Go through the listing below and gather every line with the word "Vector".
------------------------------------
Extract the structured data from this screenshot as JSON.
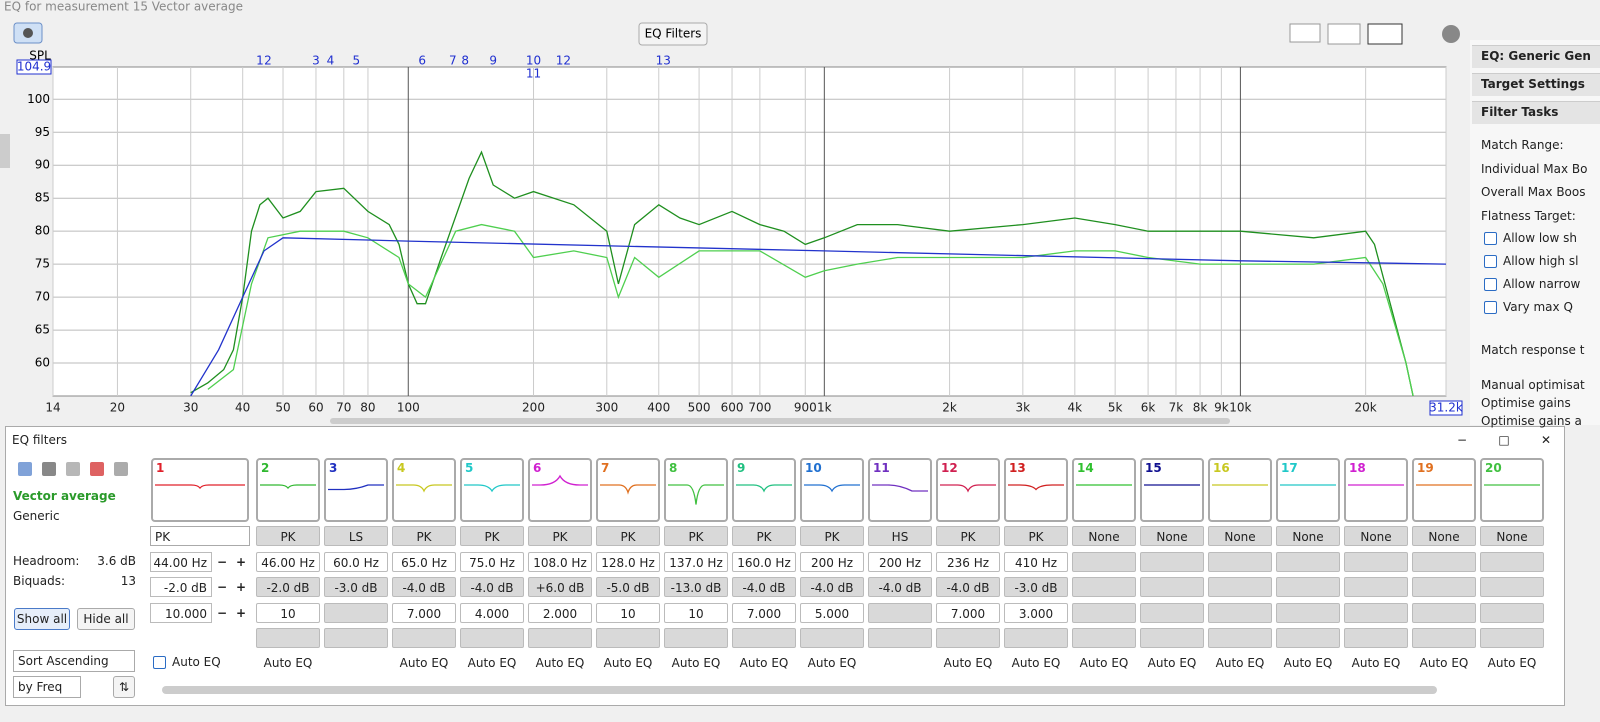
{
  "window_title": "EQ for measurement 15 Vector average",
  "toolbar": {
    "eq_filters_button": "EQ Filters"
  },
  "graph": {
    "y_label": "SPL",
    "log_x": true,
    "xlim": [
      14,
      31200
    ],
    "ylim": [
      55,
      104.9
    ],
    "yticks": [
      60,
      65,
      70,
      75,
      80,
      85,
      90,
      95,
      100
    ],
    "xticks": [
      14,
      20,
      30,
      40,
      50,
      60,
      70,
      80,
      100,
      200,
      300,
      400,
      500,
      600,
      700,
      900,
      {
        "value": 1000,
        "label": "1k"
      },
      {
        "value": 2000,
        "label": "2k"
      },
      {
        "value": 3000,
        "label": "3k"
      },
      {
        "value": 4000,
        "label": "4k"
      },
      {
        "value": 5000,
        "label": "5k"
      },
      {
        "value": 6000,
        "label": "6k"
      },
      {
        "value": 7000,
        "label": "7k"
      },
      {
        "value": 8000,
        "label": "8k"
      },
      {
        "value": 9000,
        "label": "9k"
      },
      {
        "value": 10000,
        "label": "10k"
      },
      {
        "value": 20000,
        "label": "20k"
      },
      {
        "value": 31200,
        "label": "31.2k"
      }
    ],
    "markers": [
      {
        "label": "1",
        "x": 44
      },
      {
        "label": "2",
        "x": 46
      },
      {
        "label": "3",
        "x": 60
      },
      {
        "label": "4",
        "x": 65
      },
      {
        "label": "5",
        "x": 75
      },
      {
        "label": "6",
        "x": 108
      },
      {
        "label": "7",
        "x": 128
      },
      {
        "label": "8",
        "x": 137
      },
      {
        "label": "9",
        "x": 160
      },
      {
        "label": "10",
        "x": 200
      },
      {
        "label": "11",
        "x": 200
      },
      {
        "label": "12",
        "x": 236
      },
      {
        "label": "13",
        "x": 410
      }
    ],
    "series": [
      {
        "color": "#1f8f1f",
        "x": [
          30,
          33,
          36,
          38,
          40,
          42,
          44,
          46,
          50,
          55,
          60,
          70,
          80,
          90,
          95,
          100,
          105,
          110,
          120,
          140,
          150,
          160,
          180,
          200,
          250,
          300,
          320,
          350,
          400,
          450,
          500,
          600,
          700,
          800,
          900,
          1000,
          1200,
          1500,
          2000,
          3000,
          4000,
          5000,
          6000,
          8000,
          10000,
          15000,
          20000,
          21000,
          25000,
          26000
        ],
        "values": [
          55.5,
          57,
          59,
          62,
          70,
          80,
          84,
          85,
          82,
          83,
          86,
          86.5,
          83,
          81,
          78,
          72,
          69,
          69,
          76,
          88,
          92,
          87,
          85,
          86,
          84,
          80,
          72,
          81,
          84,
          82,
          81,
          83,
          81,
          80,
          78,
          79,
          81,
          81,
          80,
          81,
          82,
          81,
          80,
          80,
          80,
          79,
          80,
          78,
          60,
          55
        ]
      },
      {
        "color": "#4fcf4f",
        "x": [
          33,
          38,
          42,
          46,
          55,
          70,
          80,
          95,
          100,
          110,
          130,
          150,
          180,
          200,
          250,
          300,
          320,
          350,
          400,
          500,
          700,
          900,
          1000,
          1200,
          1500,
          2000,
          3000,
          4000,
          5000,
          6000,
          8000,
          10000,
          15000,
          20000,
          22000,
          25000,
          26000
        ],
        "values": [
          56,
          59,
          72,
          79,
          80,
          80,
          79,
          76,
          72,
          70,
          80,
          81,
          80,
          76,
          77,
          76,
          70,
          76,
          73,
          77,
          77,
          73,
          74,
          75,
          76,
          76,
          76,
          77,
          77,
          76,
          75,
          75,
          75,
          76,
          72,
          60,
          55
        ]
      },
      {
        "color": "#2233cc",
        "x": [
          30,
          35,
          40,
          45,
          50,
          100,
          1000,
          10000,
          31200
        ],
        "values": [
          55,
          62,
          70,
          77,
          79,
          78.5,
          77,
          75.5,
          75
        ]
      }
    ]
  },
  "side_panel": {
    "headers": [
      "EQ: Generic Gen",
      "Target Settings",
      "Filter Tasks"
    ],
    "labels": [
      "Match Range:",
      "Individual Max Bo",
      "Overall Max Boos",
      "Flatness Target:"
    ],
    "checkboxes": [
      "Allow low sh",
      "Allow high sl",
      "Allow narrow",
      "Vary max Q"
    ],
    "footer": [
      "Match response t",
      "Manual optimisat",
      "Optimise gains",
      "Optimise gains a"
    ]
  },
  "filters_panel": {
    "title": "EQ filters",
    "measurement": "Vector average",
    "eq_type": "Generic",
    "headroom_label": "Headroom:",
    "headroom": "3.6 dB",
    "biquads_label": "Biquads:",
    "biquads": "13",
    "show_all": "Show all",
    "hide_all": "Hide all",
    "sort": "Sort Ascending",
    "sort_by": "by Freq",
    "filters": [
      {
        "number": "1",
        "color": "#e0202a",
        "type": "PK",
        "freq": "44.00 Hz",
        "gain": "-2.0 dB",
        "q": "10.000",
        "auto_eq": "Auto EQ"
      },
      {
        "number": "2",
        "color": "#30b830",
        "type": "PK",
        "freq": "46.00 Hz",
        "gain": "-2.0 dB",
        "q": "10",
        "auto_eq": "Auto EQ"
      },
      {
        "number": "3",
        "color": "#2030c0",
        "type": "LS",
        "freq": "60.0 Hz",
        "gain": "-3.0 dB"
      },
      {
        "number": "4",
        "color": "#c8c820",
        "type": "PK",
        "freq": "65.0 Hz",
        "gain": "-4.0 dB",
        "q": "7.000",
        "auto_eq": "Auto EQ"
      },
      {
        "number": "5",
        "color": "#20c8c8",
        "type": "PK",
        "freq": "75.0 Hz",
        "gain": "-4.0 dB",
        "q": "4.000",
        "auto_eq": "Auto EQ"
      },
      {
        "number": "6",
        "color": "#d020d0",
        "type": "PK",
        "freq": "108.0 Hz",
        "gain": "+6.0 dB",
        "q": "2.000",
        "auto_eq": "Auto EQ"
      },
      {
        "number": "7",
        "color": "#e07020",
        "type": "PK",
        "freq": "128.0 Hz",
        "gain": "-5.0 dB",
        "q": "10",
        "auto_eq": "Auto EQ"
      },
      {
        "number": "8",
        "color": "#40c040",
        "type": "PK",
        "freq": "137.0 Hz",
        "gain": "-13.0 dB",
        "q": "10",
        "auto_eq": "Auto EQ"
      },
      {
        "number": "9",
        "color": "#20c080",
        "type": "PK",
        "freq": "160.0 Hz",
        "gain": "-4.0 dB",
        "q": "7.000",
        "auto_eq": "Auto EQ"
      },
      {
        "number": "10",
        "color": "#2070d0",
        "type": "PK",
        "freq": "200 Hz",
        "gain": "-4.0 dB",
        "q": "5.000",
        "auto_eq": "Auto EQ"
      },
      {
        "number": "11",
        "color": "#7030c0",
        "type": "HS",
        "freq": "200 Hz",
        "gain": "-4.0 dB"
      },
      {
        "number": "12",
        "color": "#d02050",
        "type": "PK",
        "freq": "236 Hz",
        "gain": "-4.0 dB",
        "q": "7.000",
        "auto_eq": "Auto EQ"
      },
      {
        "number": "13",
        "color": "#d02020",
        "type": "PK",
        "freq": "410 Hz",
        "gain": "-3.0 dB",
        "q": "3.000",
        "auto_eq": "Auto EQ"
      },
      {
        "number": "14",
        "color": "#30c030",
        "type": "None",
        "auto_eq": "Auto EQ"
      },
      {
        "number": "15",
        "color": "#101090",
        "type": "None",
        "auto_eq": "Auto EQ"
      },
      {
        "number": "16",
        "color": "#c8c820",
        "type": "None",
        "auto_eq": "Auto EQ"
      },
      {
        "number": "17",
        "color": "#20c8c8",
        "type": "None",
        "auto_eq": "Auto EQ"
      },
      {
        "number": "18",
        "color": "#d020d0",
        "type": "None",
        "auto_eq": "Auto EQ"
      },
      {
        "number": "19",
        "color": "#e07020",
        "type": "None",
        "auto_eq": "Auto EQ"
      },
      {
        "number": "20",
        "color": "#40c040",
        "type": "None",
        "auto_eq": "Auto EQ"
      }
    ]
  }
}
------------------------------------
Answer to this problem:
  "window_title": "EQ for measurement 15 Vector average",
    "measurement": "Vector average",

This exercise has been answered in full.